> **Written problem**
Locate the string "page" in the records below. Copy every line where it occurs.
=== Data in this exercise ===
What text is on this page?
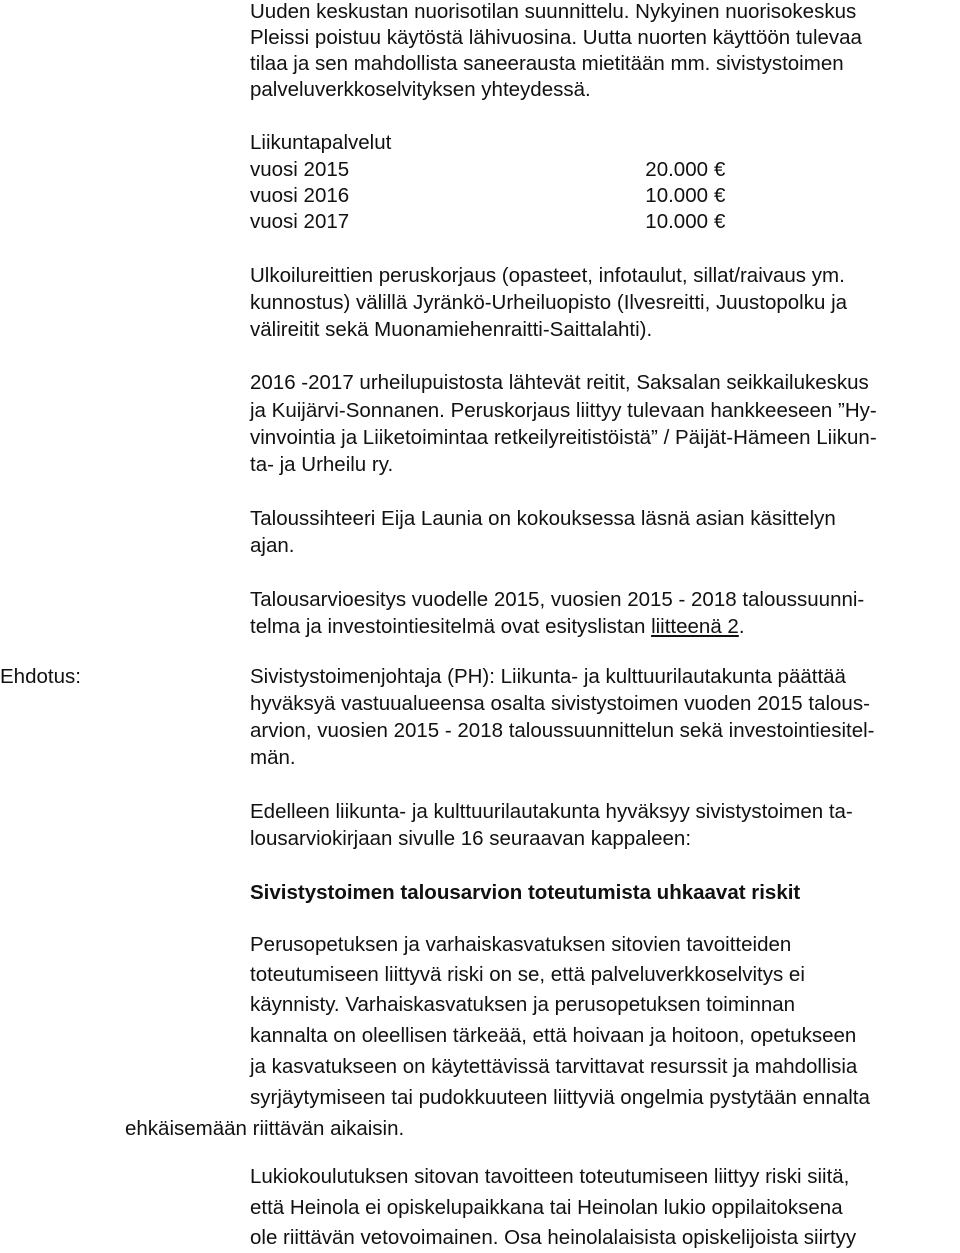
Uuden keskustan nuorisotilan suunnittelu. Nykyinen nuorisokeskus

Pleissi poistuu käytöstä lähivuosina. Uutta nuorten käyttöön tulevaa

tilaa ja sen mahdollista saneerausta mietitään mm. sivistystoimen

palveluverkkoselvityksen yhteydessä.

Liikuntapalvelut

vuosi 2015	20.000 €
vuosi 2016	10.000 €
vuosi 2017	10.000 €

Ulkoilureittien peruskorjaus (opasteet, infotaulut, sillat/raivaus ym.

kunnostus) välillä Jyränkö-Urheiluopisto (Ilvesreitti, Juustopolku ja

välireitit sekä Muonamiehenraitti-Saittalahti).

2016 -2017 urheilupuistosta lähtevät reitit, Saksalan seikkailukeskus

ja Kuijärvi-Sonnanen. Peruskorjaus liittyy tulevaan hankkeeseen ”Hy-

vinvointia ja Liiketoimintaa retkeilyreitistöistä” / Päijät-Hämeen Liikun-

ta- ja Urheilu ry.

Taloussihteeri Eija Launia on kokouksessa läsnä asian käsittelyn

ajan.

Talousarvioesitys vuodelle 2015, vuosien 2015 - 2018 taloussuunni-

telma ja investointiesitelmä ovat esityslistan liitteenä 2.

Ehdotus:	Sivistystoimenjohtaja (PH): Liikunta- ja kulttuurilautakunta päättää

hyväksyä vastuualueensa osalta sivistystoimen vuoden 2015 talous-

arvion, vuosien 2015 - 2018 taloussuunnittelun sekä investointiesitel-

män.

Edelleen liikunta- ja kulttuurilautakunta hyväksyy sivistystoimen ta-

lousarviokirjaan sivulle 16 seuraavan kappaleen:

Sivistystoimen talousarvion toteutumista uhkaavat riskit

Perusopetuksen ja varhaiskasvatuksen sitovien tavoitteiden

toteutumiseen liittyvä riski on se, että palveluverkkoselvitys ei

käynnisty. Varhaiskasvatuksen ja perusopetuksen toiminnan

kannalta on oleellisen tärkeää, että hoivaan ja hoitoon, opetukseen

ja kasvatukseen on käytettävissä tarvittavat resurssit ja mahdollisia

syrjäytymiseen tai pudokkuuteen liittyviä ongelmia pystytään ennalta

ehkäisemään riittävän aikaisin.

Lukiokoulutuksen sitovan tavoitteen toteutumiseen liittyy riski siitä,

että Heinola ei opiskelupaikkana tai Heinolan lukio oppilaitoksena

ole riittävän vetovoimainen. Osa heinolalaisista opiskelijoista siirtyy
===
=== Data in this exercise ===
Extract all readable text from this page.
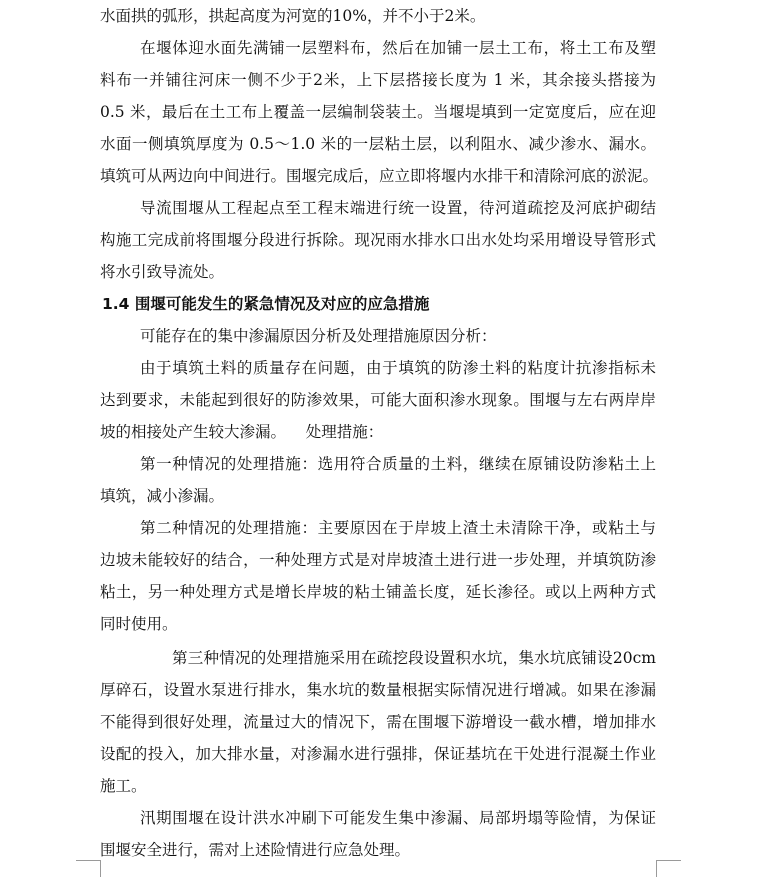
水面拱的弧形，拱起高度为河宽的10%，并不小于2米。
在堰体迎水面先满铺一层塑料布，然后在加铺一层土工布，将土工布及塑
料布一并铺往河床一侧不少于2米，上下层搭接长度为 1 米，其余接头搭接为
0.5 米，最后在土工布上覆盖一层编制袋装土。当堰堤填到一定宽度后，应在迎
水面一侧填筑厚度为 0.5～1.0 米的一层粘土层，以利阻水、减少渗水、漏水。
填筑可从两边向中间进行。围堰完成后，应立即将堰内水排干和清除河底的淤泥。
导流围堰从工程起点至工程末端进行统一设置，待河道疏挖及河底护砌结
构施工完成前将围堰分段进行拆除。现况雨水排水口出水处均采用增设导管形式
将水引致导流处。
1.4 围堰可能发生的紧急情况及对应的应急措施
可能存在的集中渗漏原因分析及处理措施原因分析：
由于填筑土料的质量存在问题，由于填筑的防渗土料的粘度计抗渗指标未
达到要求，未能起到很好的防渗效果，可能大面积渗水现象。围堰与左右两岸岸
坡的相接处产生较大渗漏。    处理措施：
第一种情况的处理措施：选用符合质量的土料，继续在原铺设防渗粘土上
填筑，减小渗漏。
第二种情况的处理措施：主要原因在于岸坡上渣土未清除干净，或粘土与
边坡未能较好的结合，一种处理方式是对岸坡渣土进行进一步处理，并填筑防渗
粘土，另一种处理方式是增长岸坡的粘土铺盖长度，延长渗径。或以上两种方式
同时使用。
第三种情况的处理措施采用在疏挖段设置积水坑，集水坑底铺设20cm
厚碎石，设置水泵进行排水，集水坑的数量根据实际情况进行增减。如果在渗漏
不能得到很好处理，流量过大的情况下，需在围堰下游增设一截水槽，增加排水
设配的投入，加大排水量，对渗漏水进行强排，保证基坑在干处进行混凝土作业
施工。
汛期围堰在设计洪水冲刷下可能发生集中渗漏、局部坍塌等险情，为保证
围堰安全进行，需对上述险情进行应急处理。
===
> **Answer**
What text is on this page?
Extract all readable text from this page.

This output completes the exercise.